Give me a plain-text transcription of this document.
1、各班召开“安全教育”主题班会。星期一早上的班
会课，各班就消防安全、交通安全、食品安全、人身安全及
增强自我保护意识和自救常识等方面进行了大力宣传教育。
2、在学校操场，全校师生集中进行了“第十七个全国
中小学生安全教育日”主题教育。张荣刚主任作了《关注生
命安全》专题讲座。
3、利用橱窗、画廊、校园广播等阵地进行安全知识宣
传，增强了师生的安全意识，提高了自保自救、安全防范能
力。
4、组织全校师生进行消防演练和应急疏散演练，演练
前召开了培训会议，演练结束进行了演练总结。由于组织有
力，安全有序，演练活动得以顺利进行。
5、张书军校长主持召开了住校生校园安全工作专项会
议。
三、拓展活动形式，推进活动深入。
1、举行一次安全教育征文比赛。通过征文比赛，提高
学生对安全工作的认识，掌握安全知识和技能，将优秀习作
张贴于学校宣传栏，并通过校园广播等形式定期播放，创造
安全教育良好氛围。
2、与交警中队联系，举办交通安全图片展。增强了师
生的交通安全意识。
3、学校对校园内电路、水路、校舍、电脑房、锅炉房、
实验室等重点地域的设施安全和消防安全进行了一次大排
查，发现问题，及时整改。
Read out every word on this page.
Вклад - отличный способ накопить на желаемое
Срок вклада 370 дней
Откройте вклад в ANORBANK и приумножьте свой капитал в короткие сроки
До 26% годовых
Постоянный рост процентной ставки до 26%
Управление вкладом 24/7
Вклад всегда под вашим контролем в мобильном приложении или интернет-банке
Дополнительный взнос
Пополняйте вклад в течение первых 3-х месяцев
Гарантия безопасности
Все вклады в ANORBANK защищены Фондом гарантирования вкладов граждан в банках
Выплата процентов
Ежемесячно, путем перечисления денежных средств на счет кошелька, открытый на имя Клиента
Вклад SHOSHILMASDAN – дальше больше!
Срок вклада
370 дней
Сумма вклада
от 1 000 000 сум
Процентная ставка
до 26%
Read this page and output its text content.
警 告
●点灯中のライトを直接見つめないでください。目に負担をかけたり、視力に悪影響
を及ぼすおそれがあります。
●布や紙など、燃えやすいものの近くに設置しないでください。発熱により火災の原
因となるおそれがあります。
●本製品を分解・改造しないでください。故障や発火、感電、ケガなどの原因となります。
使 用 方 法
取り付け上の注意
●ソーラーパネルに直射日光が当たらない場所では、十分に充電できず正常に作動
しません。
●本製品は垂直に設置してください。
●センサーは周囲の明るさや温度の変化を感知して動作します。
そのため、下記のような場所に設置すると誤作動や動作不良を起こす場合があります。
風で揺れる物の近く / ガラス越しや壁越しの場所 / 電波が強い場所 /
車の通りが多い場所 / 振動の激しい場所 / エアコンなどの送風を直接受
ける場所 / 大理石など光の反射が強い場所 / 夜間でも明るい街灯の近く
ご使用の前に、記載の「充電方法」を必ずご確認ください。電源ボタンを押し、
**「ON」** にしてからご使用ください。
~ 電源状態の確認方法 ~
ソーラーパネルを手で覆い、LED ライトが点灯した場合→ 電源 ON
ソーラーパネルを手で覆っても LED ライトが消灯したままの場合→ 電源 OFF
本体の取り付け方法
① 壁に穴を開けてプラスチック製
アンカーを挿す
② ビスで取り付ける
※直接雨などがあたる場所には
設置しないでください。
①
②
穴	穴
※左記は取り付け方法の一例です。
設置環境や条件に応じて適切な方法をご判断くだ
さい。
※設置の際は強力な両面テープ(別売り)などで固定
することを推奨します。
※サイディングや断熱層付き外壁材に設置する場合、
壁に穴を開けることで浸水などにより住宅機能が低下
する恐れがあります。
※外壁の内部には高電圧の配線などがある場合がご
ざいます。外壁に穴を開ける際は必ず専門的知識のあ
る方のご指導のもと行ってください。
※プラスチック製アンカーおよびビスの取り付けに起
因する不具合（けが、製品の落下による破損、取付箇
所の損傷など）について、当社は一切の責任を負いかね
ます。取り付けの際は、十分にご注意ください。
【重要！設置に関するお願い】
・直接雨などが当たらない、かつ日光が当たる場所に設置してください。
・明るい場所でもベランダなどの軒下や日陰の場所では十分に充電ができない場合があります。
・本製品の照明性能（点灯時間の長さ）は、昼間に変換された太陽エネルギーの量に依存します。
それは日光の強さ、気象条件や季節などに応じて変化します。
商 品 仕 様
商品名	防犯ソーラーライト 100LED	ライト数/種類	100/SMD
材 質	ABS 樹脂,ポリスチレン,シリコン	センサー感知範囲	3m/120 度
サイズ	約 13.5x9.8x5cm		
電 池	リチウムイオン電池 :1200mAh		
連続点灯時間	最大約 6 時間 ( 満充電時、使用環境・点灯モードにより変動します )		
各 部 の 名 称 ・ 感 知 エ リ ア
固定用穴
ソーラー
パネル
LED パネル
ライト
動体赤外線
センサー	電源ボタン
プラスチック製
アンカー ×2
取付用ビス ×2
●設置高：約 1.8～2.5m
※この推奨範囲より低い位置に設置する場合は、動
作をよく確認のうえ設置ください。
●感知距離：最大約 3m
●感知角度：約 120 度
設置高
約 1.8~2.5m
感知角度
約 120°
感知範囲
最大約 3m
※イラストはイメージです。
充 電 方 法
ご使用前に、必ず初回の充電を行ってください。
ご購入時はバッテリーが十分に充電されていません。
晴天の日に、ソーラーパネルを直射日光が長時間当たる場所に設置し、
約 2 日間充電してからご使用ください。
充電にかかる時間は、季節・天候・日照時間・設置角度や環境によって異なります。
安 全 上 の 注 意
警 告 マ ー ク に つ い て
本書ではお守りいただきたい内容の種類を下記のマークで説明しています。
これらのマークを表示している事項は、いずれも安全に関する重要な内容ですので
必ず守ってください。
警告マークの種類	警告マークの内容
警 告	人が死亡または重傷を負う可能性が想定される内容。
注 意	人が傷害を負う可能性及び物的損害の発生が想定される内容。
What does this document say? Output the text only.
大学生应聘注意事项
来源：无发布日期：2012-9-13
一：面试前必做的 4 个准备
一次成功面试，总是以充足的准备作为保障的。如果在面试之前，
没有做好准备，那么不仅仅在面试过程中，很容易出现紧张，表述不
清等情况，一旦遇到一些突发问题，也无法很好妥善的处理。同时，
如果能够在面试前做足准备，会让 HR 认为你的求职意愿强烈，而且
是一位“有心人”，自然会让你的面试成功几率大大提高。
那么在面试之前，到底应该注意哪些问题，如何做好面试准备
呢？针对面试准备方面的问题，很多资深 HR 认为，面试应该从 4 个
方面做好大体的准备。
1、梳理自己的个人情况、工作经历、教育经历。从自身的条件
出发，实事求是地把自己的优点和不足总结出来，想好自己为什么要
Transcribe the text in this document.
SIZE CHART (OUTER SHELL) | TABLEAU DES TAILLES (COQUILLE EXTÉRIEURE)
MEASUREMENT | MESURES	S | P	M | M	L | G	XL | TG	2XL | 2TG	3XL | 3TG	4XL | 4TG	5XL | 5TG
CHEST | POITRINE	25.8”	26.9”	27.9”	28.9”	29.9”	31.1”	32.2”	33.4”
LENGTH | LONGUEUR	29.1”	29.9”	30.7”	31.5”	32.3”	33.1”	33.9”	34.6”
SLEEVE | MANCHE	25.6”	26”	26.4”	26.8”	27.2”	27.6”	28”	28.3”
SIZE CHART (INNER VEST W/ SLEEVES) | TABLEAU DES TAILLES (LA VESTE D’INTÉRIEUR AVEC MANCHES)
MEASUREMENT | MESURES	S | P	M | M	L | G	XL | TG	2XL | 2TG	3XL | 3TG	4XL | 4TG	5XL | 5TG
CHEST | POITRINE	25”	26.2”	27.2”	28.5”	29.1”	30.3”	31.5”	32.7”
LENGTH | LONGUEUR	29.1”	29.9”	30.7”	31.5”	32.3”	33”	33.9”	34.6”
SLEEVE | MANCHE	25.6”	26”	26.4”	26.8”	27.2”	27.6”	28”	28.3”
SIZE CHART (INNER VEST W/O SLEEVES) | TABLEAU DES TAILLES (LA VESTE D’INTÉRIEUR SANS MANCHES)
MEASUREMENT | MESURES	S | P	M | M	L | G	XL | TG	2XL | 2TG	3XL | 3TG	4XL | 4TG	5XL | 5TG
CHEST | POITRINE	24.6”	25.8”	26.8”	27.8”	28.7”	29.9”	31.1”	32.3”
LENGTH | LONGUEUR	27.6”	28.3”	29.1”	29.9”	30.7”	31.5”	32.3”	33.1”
##############################
Everything from the line with "Transcribe the text in this document." to the end of the listing above needs to be duplicated exactly, both end lines included, with nothing more.

Task response:
Transcribe the text in this document.
SIZE CHART (OUTER SHELL) | TABLEAU DES TAILLES (COQUILLE EXTÉRIEURE)
MEASUREMENT | MESURES	S | P	M | M	L | G	XL | TG	2XL | 2TG	3XL | 3TG	4XL | 4TG	5XL | 5TG
CHEST | POITRINE	25.8”	26.9”	27.9”	28.9”	29.9”	31.1”	32.2”	33.4”
LENGTH | LONGUEUR	29.1”	29.9”	30.7”	31.5”	32.3”	33.1”	33.9”	34.6”
SLEEVE | MANCHE	25.6”	26”	26.4”	26.8”	27.2”	27.6”	28”	28.3”
SIZE CHART (INNER VEST W/ SLEEVES) | TABLEAU DES TAILLES (LA VESTE D’INTÉRIEUR AVEC MANCHES)
MEASUREMENT | MESURES	S | P	M | M	L | G	XL | TG	2XL | 2TG	3XL | 3TG	4XL | 4TG	5XL | 5TG
CHEST | POITRINE	25”	26.2”	27.2”	28.5”	29.1”	30.3”	31.5”	32.7”
LENGTH | LONGUEUR	29.1”	29.9”	30.7”	31.5”	32.3”	33”	33.9”	34.6”
SLEEVE | MANCHE	25.6”	26”	26.4”	26.8”	27.2”	27.6”	28”	28.3”
SIZE CHART (INNER VEST W/O SLEEVES) | TABLEAU DES TAILLES (LA VESTE D’INTÉRIEUR SANS MANCHES)
MEASUREMENT | MESURES	S | P	M | M	L | G	XL | TG	2XL | 2TG	3XL | 3TG	4XL | 4TG	5XL | 5TG
CHEST | POITRINE	24.6”	25.8”	26.8”	27.8”	28.7”	29.9”	31.1”	32.3”
LENGTH | LONGUEUR	27.6”	28.3”	29.1”	29.9”	30.7”	31.5”	32.3”	33.1”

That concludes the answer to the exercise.